→ What to work on
Take each line containing "JSON" and report it exactly as written.

→ Data shown

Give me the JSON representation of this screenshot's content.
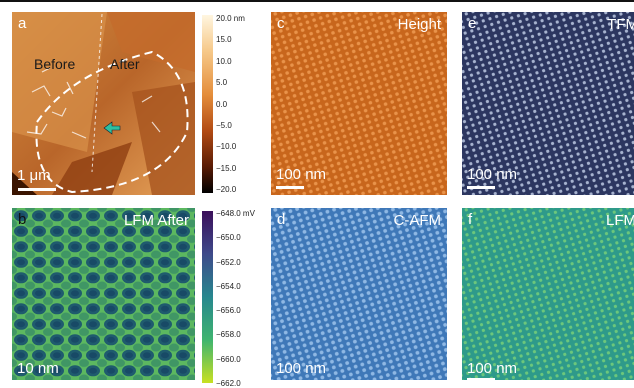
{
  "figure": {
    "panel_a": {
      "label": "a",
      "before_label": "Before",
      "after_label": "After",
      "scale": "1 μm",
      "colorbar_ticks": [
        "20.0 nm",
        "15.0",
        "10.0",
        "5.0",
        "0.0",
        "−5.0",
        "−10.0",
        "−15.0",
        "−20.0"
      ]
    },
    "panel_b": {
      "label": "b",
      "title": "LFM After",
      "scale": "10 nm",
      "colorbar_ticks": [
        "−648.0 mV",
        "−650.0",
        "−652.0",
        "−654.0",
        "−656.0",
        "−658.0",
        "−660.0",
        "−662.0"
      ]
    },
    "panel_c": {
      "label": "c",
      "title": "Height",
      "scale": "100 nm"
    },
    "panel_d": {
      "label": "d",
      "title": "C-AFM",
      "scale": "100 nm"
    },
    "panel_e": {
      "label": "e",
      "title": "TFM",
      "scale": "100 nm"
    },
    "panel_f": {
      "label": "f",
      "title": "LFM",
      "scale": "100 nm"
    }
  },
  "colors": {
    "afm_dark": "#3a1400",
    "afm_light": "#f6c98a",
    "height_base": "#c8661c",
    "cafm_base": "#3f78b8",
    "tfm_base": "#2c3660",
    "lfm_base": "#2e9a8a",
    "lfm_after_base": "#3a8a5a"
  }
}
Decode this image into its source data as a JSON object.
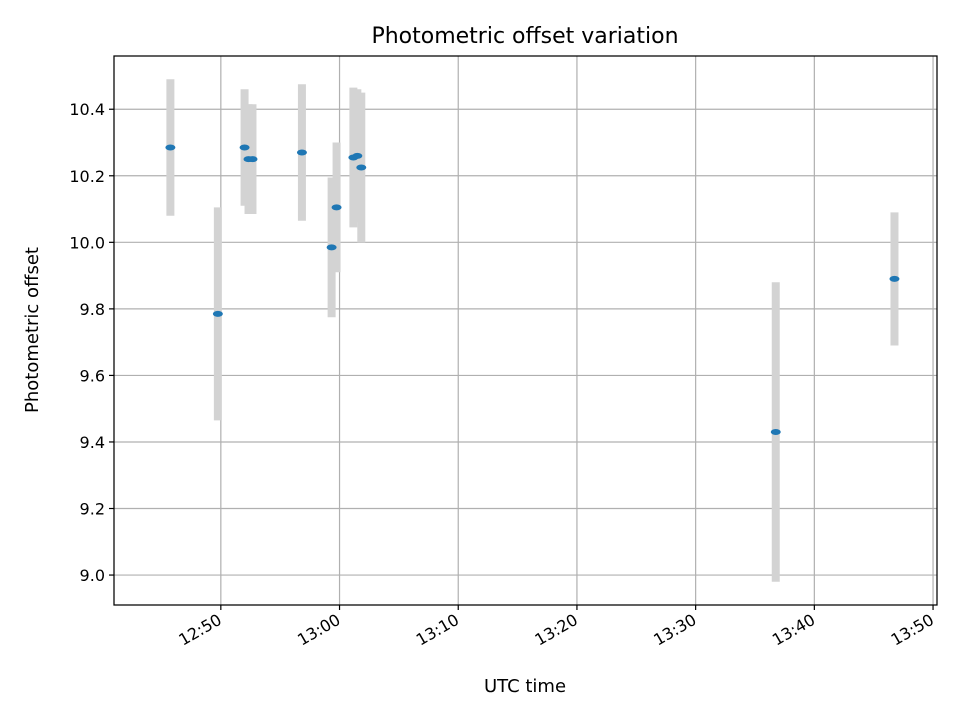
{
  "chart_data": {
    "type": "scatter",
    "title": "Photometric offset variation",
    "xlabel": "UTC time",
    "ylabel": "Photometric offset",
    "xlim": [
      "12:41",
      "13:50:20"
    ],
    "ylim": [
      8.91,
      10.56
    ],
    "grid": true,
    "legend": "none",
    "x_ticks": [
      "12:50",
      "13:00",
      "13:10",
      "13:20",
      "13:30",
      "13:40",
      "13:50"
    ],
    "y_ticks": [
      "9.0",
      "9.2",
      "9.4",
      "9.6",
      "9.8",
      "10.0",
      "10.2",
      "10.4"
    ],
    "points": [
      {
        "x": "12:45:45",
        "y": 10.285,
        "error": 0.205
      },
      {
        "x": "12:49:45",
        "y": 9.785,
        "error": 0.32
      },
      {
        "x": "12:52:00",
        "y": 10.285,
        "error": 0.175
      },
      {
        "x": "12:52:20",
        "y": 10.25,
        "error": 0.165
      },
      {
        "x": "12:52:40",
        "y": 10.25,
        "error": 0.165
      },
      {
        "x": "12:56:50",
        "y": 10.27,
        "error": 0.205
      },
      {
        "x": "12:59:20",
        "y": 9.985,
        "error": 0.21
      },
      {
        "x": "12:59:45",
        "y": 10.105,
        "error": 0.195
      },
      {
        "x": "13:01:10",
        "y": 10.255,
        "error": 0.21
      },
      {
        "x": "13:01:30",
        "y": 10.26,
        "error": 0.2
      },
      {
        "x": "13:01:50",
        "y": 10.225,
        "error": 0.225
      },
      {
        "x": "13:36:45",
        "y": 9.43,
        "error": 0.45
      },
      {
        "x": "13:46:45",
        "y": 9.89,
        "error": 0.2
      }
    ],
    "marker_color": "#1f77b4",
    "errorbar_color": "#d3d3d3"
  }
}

* * *

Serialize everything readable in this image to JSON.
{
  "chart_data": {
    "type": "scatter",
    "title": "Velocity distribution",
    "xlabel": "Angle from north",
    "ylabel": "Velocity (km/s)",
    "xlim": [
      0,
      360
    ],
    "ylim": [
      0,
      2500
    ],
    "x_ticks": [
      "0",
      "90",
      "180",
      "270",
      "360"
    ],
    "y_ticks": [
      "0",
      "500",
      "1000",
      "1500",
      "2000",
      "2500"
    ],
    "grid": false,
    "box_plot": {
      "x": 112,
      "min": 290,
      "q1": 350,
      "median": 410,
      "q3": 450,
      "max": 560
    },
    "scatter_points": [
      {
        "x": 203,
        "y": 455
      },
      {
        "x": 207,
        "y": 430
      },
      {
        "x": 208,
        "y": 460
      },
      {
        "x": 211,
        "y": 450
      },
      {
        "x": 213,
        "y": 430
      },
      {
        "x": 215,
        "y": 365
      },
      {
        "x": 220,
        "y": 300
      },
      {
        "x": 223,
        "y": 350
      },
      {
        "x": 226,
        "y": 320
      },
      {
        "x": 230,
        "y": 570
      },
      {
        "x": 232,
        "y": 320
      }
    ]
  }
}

→ Exercise output
Give me the JSON representation of this screenshot's content.
Decode this image into its source data as a JSON object.
Serialize everything readable in this image to JSON.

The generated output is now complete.